Stated task:
Using the records provided below, locate and copy each line that contains the word "type".

Data:
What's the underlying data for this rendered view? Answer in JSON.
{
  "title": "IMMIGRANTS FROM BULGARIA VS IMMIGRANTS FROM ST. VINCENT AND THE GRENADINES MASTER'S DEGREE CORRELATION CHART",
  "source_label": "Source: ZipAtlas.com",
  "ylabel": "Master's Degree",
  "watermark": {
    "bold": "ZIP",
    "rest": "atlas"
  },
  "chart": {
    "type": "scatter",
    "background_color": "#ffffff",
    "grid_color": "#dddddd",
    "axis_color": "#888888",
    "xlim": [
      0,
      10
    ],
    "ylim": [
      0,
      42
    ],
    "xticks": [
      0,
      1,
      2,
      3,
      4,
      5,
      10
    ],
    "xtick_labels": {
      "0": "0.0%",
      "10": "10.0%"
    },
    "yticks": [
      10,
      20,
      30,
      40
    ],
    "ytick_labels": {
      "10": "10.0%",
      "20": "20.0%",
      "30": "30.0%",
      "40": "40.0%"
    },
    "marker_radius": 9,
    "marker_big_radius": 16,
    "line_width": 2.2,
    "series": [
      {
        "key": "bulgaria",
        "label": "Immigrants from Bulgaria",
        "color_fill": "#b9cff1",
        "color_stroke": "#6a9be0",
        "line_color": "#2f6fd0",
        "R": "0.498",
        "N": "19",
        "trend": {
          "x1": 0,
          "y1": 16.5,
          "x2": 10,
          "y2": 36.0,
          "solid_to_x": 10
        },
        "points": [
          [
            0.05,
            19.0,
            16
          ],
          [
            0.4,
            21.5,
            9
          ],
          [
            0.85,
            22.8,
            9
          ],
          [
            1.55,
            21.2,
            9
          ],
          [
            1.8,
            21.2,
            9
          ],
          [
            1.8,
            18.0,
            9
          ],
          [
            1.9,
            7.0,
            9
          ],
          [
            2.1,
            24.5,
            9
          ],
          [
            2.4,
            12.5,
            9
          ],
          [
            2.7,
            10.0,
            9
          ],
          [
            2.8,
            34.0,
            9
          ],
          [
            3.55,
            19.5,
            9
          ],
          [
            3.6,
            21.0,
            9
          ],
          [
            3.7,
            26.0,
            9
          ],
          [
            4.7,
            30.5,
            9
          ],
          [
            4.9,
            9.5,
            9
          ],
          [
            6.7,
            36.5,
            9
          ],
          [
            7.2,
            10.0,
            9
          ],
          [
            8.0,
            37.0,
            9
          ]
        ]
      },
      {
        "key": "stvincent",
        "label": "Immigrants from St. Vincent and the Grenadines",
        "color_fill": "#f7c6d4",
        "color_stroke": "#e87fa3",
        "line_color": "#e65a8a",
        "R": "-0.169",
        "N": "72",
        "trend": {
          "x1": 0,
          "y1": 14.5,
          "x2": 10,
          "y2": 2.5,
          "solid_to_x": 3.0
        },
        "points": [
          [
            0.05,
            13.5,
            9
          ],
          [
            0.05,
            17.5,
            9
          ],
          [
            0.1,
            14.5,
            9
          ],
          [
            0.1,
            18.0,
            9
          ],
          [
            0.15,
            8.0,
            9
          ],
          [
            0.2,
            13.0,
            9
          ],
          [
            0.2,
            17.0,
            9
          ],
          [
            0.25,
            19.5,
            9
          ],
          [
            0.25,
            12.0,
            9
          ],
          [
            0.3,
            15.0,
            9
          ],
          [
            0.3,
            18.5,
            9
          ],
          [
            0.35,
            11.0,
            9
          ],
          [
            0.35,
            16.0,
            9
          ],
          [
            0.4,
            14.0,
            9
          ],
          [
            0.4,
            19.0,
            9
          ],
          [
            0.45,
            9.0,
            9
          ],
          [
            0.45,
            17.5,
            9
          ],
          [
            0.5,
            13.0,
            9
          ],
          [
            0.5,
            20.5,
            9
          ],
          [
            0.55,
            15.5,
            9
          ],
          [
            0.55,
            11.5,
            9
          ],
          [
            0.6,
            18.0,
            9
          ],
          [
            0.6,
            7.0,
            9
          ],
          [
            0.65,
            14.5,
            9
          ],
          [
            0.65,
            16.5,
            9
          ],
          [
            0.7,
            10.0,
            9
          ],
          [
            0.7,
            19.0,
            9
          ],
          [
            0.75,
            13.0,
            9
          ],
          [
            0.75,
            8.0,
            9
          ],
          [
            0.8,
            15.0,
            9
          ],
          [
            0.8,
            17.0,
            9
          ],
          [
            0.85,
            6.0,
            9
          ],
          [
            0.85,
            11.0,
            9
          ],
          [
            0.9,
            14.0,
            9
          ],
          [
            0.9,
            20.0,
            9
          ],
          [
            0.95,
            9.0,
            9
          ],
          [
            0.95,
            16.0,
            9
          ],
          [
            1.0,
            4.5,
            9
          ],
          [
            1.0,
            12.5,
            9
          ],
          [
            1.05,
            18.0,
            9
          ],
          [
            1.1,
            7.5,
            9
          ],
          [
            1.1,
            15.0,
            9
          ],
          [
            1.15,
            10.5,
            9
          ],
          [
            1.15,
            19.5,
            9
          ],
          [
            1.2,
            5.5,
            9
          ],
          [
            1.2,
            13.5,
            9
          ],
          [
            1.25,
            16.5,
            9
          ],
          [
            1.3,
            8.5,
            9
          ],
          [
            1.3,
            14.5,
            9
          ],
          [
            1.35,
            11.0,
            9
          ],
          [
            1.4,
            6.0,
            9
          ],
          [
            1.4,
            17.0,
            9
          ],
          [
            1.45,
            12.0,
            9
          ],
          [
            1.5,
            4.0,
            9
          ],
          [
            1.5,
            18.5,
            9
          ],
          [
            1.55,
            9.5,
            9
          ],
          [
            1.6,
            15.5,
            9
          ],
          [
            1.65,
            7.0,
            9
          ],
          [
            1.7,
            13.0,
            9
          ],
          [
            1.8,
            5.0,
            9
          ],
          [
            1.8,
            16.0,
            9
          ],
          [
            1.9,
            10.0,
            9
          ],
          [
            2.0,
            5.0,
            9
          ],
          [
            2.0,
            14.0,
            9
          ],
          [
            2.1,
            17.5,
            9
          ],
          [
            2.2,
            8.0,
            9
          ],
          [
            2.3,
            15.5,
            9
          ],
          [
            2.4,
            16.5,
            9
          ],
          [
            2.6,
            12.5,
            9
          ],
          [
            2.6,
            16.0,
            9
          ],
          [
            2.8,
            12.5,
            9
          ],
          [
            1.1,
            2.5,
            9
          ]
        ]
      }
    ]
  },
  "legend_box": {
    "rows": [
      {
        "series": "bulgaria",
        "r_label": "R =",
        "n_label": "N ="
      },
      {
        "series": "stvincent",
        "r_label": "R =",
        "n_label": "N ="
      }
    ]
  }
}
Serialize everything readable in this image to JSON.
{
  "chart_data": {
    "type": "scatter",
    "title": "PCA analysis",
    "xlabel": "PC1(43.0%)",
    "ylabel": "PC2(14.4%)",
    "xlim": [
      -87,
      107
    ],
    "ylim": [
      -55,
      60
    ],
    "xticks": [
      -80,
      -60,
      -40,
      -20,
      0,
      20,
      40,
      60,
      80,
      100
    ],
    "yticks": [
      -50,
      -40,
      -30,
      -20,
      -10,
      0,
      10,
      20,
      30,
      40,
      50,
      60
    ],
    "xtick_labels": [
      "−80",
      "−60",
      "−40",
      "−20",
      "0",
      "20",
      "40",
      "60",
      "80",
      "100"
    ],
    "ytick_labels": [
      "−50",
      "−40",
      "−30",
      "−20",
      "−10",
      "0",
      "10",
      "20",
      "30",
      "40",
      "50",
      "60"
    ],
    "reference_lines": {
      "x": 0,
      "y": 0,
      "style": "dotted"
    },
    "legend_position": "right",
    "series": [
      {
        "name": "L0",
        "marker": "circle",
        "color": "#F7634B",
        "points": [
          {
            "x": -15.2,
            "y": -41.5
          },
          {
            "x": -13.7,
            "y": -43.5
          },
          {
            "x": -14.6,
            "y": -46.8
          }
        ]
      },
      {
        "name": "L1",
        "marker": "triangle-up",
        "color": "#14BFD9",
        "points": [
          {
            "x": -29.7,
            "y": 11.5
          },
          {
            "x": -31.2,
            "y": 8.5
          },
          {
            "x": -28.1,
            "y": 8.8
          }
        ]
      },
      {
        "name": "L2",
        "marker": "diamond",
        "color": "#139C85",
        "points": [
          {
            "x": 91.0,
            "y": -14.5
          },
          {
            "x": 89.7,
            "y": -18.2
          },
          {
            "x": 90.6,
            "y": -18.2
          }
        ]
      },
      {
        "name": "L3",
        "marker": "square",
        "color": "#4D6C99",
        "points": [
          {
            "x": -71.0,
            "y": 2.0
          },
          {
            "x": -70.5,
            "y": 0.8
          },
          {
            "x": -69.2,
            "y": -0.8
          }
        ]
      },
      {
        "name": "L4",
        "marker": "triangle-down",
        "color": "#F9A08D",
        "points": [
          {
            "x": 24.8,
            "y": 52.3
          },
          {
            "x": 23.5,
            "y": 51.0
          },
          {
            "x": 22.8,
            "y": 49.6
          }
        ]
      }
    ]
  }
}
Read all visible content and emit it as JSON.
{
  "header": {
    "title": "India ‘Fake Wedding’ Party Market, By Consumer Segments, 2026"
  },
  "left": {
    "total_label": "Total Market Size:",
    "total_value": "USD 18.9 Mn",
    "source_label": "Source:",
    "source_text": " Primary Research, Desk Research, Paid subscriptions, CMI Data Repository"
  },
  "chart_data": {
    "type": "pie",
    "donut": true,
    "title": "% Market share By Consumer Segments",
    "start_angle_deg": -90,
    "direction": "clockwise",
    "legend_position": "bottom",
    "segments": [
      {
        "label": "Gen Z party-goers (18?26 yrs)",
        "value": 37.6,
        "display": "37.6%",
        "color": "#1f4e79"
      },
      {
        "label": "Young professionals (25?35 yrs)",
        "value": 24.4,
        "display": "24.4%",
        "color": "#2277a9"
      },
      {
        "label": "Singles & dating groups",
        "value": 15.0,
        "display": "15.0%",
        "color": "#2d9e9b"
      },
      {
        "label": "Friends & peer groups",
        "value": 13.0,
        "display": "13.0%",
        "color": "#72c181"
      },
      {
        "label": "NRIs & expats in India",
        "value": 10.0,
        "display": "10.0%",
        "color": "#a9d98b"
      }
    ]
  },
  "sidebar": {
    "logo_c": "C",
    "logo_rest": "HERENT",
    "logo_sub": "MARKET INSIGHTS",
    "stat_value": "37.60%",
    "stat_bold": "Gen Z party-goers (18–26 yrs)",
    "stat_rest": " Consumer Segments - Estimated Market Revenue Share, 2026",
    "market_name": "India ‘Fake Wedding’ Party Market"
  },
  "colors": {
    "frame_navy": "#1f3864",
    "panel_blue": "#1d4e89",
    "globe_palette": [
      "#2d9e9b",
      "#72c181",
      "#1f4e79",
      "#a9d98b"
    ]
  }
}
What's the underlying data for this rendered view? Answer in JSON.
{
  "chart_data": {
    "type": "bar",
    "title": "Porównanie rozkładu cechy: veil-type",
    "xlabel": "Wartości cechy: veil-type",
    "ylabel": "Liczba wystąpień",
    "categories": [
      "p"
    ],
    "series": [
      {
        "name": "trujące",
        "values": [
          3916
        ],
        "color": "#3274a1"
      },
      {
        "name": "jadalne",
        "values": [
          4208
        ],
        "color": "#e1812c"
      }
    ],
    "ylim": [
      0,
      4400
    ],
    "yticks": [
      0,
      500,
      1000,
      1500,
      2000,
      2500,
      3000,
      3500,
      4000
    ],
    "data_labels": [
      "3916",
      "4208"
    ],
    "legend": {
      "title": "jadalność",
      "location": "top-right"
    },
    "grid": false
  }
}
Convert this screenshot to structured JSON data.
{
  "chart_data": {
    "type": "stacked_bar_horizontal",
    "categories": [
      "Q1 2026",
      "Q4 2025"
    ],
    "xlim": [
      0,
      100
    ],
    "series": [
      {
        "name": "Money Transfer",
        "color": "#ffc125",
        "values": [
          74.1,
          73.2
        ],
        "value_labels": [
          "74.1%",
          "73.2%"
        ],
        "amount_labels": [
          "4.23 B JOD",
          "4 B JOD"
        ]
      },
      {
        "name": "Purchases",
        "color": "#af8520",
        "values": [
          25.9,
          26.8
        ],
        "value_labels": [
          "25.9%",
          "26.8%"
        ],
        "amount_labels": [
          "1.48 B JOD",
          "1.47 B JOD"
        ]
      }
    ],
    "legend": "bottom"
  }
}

Solution to the exercise:
    "type": "scatter",
    "type": "scatter",
    "type": "pie",
    "type": "bar",
    "title": "Porównanie rozkładu cechy: veil-type",
    "xlabel": "Wartości cechy: veil-type",
    "type": "stacked_bar_horizontal",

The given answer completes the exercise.